§ SHORT TASK
Find each line containing the string "right" and return it.

[Collection entries]
## Begin
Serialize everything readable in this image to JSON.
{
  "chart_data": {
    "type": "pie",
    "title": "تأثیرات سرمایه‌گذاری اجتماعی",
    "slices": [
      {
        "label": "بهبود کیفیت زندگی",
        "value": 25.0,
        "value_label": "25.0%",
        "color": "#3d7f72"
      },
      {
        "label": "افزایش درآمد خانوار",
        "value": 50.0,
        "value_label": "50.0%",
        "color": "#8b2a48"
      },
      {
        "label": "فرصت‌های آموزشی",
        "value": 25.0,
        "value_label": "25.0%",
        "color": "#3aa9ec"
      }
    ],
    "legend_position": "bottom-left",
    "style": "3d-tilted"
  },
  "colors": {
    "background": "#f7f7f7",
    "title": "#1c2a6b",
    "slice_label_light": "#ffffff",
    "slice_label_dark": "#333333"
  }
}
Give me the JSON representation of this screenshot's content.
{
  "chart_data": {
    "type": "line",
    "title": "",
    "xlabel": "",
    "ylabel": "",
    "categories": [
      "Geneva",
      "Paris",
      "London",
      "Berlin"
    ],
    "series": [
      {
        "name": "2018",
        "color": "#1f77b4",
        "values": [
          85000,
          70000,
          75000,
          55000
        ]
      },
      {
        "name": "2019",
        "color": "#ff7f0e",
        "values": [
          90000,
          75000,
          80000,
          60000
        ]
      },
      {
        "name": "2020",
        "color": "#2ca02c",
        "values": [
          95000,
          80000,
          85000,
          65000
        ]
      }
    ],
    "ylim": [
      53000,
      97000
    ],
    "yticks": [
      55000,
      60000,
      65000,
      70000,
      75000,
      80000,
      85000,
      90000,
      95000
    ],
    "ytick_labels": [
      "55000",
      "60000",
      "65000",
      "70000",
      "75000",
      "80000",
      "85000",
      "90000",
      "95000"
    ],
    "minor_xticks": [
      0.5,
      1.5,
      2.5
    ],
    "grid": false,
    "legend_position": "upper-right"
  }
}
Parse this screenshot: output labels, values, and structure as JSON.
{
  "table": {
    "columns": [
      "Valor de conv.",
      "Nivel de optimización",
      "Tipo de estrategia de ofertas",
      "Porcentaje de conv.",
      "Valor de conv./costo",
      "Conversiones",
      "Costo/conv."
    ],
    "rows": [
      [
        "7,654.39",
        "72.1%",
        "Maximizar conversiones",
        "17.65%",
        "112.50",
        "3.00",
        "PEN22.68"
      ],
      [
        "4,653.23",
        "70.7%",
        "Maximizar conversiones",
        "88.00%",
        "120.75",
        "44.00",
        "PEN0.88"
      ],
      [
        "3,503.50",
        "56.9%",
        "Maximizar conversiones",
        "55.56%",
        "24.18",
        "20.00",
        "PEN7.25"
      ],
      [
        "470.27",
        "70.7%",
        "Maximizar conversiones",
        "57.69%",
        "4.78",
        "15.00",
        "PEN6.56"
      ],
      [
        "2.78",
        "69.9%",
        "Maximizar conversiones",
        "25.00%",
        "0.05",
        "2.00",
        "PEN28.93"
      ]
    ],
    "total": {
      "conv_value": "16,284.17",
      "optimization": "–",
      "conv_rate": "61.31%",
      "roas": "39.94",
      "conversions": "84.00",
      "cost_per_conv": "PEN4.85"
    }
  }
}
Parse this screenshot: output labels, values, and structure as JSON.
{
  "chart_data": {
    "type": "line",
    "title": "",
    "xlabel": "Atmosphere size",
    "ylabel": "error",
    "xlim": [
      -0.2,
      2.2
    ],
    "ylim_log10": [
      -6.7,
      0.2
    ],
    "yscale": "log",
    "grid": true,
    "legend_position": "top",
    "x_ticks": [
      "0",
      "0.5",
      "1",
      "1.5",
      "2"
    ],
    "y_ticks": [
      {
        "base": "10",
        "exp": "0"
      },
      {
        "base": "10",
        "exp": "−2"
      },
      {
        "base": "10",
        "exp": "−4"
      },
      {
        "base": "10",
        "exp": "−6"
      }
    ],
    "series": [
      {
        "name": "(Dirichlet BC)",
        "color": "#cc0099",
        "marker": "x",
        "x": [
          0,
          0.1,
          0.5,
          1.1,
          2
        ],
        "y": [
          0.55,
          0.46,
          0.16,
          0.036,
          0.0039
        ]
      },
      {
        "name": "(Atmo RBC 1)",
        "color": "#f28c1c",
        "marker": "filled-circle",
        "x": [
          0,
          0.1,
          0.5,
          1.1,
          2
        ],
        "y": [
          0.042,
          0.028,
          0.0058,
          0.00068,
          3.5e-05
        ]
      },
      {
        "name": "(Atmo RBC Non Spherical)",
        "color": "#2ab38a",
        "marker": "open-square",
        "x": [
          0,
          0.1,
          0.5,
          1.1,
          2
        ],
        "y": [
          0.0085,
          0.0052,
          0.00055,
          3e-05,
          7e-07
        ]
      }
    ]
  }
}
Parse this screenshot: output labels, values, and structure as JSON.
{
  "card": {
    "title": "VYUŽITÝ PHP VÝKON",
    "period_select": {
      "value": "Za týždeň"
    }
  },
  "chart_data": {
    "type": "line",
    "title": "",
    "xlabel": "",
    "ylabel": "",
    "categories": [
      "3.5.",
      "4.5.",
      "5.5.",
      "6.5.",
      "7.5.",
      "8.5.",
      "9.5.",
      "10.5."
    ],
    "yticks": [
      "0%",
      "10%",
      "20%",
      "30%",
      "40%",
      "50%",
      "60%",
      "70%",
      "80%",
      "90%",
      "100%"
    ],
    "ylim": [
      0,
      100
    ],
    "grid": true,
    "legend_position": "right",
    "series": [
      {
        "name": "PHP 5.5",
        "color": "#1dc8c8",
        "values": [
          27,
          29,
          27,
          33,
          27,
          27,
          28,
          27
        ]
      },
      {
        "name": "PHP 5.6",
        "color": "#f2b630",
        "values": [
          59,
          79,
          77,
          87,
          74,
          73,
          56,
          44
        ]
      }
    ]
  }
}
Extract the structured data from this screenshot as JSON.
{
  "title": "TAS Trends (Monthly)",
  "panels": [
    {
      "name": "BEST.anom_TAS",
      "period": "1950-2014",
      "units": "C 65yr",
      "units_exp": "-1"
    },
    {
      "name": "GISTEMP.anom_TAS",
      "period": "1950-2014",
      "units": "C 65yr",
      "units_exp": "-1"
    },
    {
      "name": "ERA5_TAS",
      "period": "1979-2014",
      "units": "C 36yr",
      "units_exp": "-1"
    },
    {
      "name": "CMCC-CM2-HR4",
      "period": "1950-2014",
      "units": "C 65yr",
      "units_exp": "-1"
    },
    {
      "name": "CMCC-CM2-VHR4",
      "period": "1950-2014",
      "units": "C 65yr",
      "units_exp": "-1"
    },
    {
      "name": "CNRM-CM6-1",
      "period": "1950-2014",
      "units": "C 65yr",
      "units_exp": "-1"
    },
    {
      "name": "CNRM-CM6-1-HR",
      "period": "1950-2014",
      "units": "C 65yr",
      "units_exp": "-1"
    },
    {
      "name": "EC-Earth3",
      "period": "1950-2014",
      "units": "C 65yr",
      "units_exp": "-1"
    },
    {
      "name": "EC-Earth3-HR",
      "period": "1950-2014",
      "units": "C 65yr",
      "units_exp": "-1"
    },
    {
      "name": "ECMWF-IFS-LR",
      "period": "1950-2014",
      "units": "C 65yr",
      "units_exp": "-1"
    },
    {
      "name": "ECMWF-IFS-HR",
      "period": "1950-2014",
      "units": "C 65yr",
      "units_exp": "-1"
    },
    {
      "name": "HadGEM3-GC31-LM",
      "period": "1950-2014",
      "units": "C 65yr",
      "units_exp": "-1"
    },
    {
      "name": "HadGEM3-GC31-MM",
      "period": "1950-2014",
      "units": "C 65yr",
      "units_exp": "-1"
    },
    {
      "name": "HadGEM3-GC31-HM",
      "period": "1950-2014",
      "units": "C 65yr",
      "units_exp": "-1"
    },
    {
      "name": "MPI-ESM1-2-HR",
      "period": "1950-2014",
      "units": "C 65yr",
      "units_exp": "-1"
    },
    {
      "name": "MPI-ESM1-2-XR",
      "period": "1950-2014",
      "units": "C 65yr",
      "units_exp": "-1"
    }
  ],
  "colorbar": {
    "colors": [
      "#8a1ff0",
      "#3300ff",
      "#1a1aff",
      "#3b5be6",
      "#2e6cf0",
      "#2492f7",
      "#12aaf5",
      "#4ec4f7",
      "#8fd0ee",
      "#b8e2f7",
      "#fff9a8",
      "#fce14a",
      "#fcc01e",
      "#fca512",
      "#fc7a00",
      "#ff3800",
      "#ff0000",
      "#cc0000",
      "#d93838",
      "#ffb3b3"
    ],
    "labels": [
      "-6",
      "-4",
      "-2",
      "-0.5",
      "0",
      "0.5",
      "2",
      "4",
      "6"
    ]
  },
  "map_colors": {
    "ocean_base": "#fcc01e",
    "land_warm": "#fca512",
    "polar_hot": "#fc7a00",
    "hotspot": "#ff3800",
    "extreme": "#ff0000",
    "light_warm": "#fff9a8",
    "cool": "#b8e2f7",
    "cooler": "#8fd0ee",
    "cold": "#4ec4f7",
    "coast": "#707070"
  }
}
## End
§ RESPONSE BELOW
    "legend_position": "upper-right"
    "legend_position": "right",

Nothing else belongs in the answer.